WHAT NEEDS TO BE DONE
Copy each line containing the word "Magalhães" from the records that follow, please.

RECORDS SUPPLIED
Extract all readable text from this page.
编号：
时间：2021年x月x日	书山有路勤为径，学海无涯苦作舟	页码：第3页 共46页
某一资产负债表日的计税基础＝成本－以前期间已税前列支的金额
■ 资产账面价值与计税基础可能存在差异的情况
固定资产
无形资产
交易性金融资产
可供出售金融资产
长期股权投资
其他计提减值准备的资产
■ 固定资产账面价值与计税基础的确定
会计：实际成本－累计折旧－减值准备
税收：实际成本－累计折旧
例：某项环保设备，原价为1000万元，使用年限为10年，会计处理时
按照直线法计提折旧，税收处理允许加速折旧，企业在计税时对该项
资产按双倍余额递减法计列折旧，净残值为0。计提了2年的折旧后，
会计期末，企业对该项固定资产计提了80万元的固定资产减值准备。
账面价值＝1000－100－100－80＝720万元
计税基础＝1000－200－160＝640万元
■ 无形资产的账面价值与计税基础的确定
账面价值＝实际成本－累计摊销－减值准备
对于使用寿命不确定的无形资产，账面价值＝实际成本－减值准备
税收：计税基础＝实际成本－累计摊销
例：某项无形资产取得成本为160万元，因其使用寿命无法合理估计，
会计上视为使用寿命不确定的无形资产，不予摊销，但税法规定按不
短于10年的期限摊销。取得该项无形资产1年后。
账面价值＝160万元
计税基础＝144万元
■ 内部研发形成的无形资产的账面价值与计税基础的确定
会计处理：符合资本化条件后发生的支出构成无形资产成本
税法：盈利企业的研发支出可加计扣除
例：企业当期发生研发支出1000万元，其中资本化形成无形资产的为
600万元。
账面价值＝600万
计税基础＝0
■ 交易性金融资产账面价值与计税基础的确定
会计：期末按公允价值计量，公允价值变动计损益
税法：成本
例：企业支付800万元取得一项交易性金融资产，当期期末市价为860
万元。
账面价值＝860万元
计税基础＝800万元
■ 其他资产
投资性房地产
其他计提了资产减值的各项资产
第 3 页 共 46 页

* * *

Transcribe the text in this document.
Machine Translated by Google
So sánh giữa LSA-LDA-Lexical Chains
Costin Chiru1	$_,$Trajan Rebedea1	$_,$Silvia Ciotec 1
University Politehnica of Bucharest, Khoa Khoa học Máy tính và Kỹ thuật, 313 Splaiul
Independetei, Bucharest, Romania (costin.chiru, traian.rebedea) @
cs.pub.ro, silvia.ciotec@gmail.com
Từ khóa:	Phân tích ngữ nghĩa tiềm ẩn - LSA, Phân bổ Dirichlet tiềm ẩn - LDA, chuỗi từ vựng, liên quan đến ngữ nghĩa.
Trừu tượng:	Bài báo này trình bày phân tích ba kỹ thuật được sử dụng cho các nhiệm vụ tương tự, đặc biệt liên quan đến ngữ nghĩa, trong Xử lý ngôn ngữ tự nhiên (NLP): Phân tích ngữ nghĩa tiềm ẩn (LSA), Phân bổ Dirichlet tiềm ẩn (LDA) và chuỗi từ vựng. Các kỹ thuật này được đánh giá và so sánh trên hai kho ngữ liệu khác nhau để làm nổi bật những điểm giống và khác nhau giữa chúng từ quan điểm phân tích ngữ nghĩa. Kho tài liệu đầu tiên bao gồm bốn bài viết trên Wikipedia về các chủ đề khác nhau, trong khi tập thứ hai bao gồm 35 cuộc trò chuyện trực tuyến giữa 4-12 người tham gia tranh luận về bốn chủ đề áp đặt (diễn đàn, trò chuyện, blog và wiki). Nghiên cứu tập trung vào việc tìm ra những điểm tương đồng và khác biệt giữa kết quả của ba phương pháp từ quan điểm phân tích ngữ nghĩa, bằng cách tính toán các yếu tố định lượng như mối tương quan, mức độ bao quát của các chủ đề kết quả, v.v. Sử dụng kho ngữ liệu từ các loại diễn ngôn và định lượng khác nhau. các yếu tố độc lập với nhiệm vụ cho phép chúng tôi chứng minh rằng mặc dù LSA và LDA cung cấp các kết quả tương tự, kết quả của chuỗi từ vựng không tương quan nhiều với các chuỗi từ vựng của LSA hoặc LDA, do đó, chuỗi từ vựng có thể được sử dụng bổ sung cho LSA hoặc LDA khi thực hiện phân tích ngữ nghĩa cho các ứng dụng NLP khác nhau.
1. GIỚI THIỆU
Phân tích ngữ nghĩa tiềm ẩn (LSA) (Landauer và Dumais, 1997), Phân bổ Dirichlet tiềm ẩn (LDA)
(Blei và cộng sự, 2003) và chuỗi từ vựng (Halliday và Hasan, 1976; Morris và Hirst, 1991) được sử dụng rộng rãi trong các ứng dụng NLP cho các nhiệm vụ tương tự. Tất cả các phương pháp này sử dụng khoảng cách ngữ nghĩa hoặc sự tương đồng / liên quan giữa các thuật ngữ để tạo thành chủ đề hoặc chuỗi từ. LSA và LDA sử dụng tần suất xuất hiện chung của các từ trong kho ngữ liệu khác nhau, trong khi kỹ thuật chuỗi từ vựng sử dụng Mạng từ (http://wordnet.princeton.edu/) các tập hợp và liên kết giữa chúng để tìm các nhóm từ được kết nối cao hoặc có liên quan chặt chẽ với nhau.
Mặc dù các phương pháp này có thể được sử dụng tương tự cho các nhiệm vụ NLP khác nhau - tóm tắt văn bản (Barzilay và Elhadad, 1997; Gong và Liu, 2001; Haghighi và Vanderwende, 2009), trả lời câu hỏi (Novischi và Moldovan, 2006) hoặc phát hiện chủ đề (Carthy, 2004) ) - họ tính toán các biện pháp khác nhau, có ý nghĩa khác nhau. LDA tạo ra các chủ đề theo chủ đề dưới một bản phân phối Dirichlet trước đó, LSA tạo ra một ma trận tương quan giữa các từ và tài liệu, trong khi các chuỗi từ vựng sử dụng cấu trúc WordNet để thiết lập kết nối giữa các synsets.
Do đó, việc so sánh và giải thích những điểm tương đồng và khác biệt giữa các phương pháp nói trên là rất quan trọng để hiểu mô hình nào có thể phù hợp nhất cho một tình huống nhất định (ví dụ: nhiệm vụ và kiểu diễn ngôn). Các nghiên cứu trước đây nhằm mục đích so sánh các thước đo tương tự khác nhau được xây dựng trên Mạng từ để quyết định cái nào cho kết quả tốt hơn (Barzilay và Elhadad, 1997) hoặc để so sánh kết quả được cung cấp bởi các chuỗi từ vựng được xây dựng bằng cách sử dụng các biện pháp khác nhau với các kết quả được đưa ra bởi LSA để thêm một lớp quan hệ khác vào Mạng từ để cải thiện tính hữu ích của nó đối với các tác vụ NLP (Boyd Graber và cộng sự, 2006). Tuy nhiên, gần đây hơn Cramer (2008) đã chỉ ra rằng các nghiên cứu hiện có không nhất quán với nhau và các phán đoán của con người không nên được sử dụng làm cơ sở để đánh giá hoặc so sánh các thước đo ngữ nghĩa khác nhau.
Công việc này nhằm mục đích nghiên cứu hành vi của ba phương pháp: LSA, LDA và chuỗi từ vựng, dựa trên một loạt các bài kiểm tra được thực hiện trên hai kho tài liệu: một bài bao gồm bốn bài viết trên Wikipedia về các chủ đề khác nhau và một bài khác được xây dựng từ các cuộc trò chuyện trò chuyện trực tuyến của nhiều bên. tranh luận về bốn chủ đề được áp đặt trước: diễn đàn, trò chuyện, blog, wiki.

--

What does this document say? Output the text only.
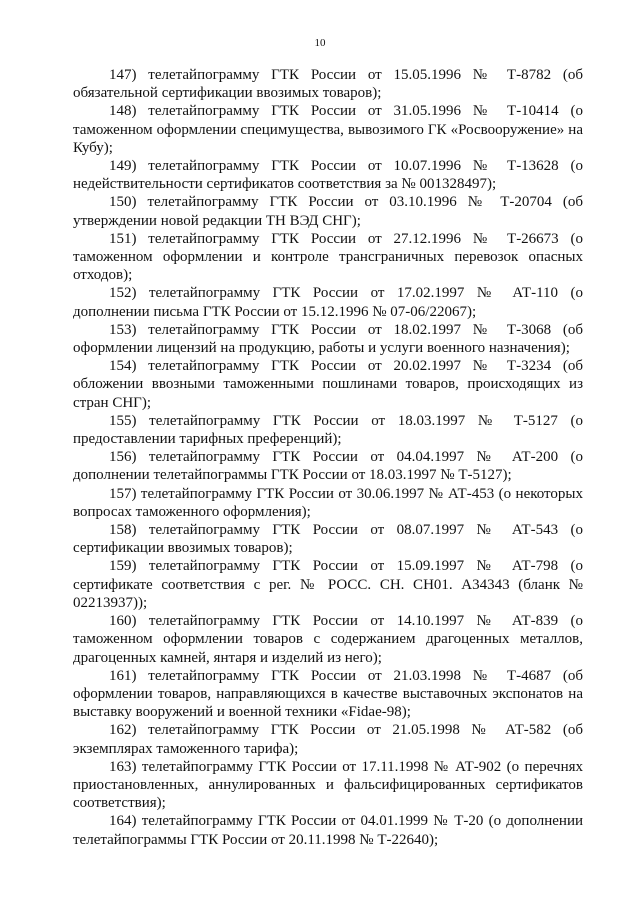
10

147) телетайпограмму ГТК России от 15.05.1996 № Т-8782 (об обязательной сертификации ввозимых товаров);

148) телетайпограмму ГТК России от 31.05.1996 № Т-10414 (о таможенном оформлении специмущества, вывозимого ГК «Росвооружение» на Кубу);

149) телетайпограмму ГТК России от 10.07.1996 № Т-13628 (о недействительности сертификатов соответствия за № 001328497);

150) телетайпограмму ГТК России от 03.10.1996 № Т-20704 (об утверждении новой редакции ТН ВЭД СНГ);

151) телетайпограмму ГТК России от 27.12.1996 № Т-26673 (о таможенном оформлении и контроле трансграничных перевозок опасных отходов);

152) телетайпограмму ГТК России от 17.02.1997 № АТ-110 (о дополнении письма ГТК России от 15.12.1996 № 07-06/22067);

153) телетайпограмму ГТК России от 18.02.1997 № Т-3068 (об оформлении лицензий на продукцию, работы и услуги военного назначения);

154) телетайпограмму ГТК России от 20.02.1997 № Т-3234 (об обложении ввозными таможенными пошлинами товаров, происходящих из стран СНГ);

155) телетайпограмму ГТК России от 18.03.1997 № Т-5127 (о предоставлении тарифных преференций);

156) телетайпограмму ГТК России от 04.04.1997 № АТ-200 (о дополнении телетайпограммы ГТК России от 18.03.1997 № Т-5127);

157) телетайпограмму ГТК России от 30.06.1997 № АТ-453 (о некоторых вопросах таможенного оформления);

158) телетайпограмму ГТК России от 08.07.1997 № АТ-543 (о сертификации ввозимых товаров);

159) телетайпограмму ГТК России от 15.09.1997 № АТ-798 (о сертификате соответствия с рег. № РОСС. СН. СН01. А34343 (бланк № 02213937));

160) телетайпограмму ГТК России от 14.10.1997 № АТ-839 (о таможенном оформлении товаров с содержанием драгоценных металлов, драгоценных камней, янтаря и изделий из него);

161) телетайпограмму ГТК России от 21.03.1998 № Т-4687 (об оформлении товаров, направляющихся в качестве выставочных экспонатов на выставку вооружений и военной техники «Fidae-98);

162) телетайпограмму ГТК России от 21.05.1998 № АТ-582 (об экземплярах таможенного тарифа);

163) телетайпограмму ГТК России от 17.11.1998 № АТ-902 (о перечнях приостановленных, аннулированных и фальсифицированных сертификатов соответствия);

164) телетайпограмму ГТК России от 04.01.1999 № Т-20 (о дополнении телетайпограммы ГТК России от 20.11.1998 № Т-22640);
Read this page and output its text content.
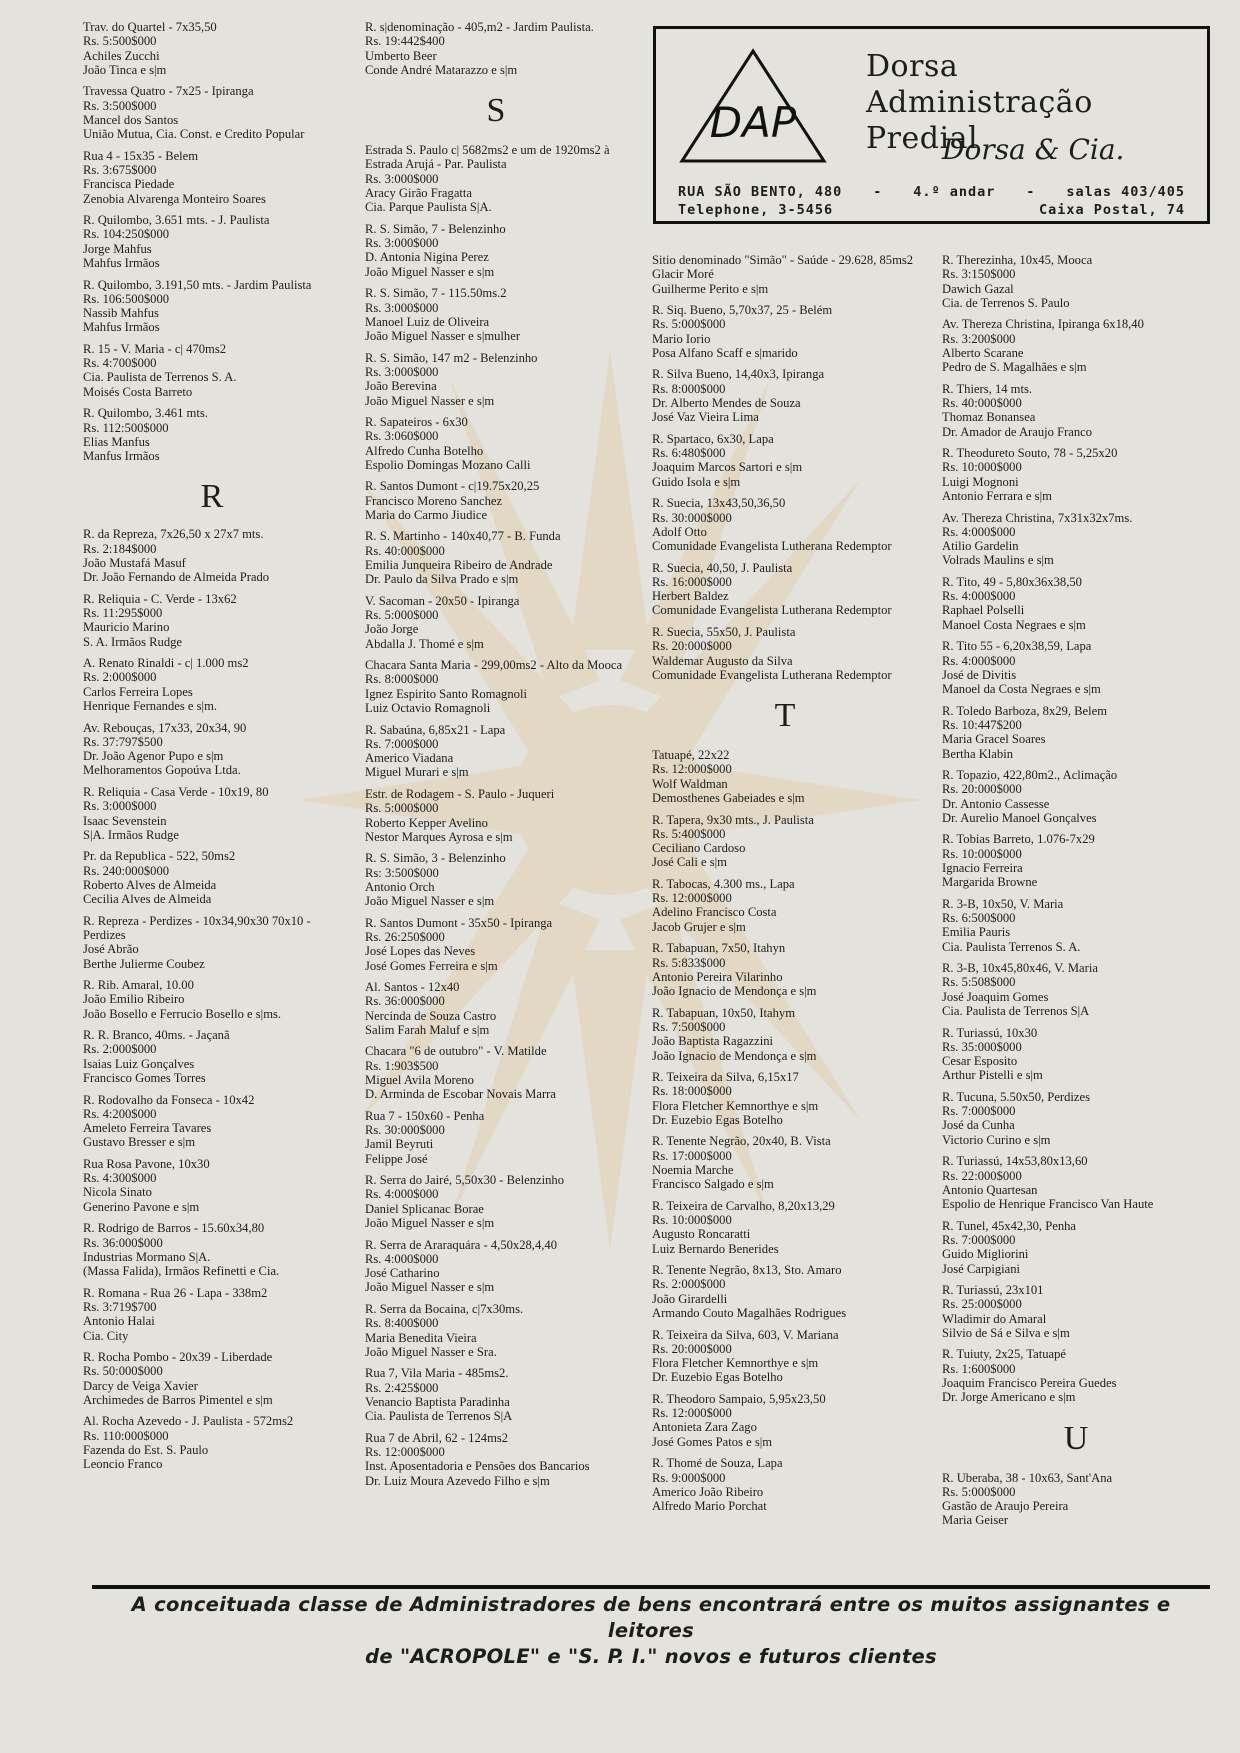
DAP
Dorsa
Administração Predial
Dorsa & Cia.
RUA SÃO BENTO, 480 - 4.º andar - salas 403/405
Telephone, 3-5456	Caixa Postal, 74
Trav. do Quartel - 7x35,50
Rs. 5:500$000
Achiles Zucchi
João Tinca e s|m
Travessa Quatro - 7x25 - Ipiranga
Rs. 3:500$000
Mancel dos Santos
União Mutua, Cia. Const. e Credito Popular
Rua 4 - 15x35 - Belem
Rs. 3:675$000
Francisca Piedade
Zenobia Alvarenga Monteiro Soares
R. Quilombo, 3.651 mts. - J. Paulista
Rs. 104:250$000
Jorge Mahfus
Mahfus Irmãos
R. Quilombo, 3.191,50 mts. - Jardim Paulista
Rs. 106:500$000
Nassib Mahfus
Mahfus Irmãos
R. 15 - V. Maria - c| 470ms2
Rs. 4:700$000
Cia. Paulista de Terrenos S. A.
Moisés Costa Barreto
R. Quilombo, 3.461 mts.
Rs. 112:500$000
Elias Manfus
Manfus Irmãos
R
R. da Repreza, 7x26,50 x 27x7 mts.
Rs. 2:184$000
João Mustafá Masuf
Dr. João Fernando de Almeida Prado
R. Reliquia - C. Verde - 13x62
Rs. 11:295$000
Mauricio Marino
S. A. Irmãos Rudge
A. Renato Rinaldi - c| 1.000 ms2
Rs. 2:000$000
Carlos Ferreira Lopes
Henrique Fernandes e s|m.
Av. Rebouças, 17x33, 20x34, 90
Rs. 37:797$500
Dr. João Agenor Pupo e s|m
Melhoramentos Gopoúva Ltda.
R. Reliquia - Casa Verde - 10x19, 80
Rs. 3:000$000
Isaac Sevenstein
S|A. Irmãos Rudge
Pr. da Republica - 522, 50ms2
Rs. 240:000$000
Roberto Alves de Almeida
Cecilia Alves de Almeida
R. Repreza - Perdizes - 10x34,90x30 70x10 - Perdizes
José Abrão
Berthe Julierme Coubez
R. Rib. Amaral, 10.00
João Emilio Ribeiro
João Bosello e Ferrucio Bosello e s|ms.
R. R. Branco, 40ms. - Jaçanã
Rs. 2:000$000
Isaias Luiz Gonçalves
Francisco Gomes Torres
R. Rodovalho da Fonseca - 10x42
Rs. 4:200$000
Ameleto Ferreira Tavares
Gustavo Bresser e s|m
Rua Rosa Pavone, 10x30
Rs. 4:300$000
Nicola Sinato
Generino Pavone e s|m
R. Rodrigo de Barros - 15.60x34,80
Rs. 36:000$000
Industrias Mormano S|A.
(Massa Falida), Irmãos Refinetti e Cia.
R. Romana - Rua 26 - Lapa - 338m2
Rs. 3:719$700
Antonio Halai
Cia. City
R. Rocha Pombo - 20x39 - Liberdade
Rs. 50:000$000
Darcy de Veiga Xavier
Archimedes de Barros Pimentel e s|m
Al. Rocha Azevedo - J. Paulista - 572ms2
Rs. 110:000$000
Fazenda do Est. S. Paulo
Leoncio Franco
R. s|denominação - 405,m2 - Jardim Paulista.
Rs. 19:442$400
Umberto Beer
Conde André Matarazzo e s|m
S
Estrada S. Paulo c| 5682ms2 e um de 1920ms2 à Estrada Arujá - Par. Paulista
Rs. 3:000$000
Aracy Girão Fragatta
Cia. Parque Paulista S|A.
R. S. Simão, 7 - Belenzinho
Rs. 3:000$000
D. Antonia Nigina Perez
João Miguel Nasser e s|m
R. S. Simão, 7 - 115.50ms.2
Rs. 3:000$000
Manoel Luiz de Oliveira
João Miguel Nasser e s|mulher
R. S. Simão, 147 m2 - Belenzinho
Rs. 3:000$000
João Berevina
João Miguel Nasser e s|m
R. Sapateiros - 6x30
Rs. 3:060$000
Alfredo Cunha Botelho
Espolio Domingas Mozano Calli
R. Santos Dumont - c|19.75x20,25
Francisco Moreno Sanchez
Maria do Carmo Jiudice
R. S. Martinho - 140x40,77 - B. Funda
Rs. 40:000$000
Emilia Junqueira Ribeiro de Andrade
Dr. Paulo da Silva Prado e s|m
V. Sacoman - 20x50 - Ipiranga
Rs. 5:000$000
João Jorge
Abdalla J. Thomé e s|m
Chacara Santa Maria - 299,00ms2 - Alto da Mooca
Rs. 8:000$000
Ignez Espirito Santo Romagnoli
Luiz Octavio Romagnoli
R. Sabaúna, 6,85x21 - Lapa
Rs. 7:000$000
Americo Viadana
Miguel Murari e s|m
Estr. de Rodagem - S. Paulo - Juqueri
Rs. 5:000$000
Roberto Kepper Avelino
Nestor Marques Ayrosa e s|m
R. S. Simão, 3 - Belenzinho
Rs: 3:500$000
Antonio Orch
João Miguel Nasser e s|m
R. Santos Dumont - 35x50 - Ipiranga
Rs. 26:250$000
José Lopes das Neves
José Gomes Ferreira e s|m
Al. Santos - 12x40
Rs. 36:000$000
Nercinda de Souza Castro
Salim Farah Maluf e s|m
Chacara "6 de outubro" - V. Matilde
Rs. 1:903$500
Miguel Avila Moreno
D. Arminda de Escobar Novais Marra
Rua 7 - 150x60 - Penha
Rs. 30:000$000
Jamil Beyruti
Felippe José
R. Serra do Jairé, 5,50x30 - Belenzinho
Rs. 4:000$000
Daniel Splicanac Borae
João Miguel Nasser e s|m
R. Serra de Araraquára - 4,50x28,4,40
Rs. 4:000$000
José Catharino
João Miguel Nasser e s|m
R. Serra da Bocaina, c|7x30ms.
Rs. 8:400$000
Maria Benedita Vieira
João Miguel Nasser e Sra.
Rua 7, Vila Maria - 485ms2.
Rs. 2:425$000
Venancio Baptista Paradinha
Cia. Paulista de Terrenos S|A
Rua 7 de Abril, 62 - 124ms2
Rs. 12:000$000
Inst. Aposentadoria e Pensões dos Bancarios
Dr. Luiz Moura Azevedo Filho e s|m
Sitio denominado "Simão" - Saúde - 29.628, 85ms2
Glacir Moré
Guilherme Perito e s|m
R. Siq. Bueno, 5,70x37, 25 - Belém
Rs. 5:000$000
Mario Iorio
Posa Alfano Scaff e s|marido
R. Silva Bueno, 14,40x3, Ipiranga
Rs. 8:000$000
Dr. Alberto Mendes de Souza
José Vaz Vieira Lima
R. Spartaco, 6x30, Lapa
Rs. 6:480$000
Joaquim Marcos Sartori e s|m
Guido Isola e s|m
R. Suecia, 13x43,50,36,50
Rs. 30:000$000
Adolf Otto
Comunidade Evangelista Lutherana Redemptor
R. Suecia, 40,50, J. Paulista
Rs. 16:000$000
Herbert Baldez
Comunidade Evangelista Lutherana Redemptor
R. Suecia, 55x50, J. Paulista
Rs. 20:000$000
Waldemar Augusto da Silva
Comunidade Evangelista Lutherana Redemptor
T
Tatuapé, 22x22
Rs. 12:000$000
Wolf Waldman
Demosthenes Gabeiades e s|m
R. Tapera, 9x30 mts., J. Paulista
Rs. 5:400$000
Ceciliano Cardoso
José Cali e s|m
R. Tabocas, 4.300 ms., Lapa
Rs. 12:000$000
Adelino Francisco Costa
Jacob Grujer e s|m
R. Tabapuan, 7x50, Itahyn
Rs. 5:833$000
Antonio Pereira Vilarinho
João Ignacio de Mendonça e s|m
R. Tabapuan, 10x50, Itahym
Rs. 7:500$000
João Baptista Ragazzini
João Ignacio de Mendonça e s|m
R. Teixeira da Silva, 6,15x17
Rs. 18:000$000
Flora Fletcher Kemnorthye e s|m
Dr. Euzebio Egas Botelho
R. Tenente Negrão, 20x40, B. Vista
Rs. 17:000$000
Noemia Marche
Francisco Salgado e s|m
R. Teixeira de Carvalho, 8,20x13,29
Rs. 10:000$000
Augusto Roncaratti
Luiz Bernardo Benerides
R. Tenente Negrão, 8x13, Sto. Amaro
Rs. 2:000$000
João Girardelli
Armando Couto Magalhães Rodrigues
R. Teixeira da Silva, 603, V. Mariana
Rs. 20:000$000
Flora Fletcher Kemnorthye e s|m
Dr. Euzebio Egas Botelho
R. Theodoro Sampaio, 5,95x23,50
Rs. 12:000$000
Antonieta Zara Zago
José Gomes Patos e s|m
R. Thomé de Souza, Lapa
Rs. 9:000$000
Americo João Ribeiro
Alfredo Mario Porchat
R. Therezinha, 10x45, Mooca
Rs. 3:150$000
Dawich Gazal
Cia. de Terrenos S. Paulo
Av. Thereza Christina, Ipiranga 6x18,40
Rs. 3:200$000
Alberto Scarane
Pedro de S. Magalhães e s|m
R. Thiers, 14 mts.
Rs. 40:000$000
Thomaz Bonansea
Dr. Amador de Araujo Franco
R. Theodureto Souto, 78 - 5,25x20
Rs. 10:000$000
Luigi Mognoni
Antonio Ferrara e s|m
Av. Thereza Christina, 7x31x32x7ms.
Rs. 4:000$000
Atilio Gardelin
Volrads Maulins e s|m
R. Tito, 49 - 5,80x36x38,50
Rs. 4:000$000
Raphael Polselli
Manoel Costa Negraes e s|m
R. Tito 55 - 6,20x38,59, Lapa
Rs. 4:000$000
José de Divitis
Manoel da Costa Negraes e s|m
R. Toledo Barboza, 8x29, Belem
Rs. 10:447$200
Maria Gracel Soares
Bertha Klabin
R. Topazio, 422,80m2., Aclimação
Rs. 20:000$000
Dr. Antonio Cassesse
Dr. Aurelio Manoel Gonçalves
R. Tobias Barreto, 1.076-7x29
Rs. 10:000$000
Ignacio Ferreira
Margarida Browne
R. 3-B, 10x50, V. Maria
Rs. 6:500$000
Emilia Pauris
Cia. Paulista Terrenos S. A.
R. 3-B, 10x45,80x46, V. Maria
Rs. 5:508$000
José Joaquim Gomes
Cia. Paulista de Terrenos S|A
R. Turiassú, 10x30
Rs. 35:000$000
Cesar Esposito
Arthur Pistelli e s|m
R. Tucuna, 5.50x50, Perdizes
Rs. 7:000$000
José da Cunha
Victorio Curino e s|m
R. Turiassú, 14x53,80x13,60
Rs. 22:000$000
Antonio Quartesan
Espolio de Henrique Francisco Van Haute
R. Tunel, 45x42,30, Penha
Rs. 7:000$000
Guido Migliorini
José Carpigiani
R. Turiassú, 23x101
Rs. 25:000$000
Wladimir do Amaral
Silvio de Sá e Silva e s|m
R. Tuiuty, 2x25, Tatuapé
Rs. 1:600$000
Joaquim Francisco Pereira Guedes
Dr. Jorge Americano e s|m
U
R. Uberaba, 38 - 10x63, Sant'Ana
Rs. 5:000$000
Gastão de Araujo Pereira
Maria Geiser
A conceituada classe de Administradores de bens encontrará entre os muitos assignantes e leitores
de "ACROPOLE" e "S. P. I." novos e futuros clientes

RESULT
Armando Couto Magalhães Rodrigues
Pedro de S. Magalhães e s|m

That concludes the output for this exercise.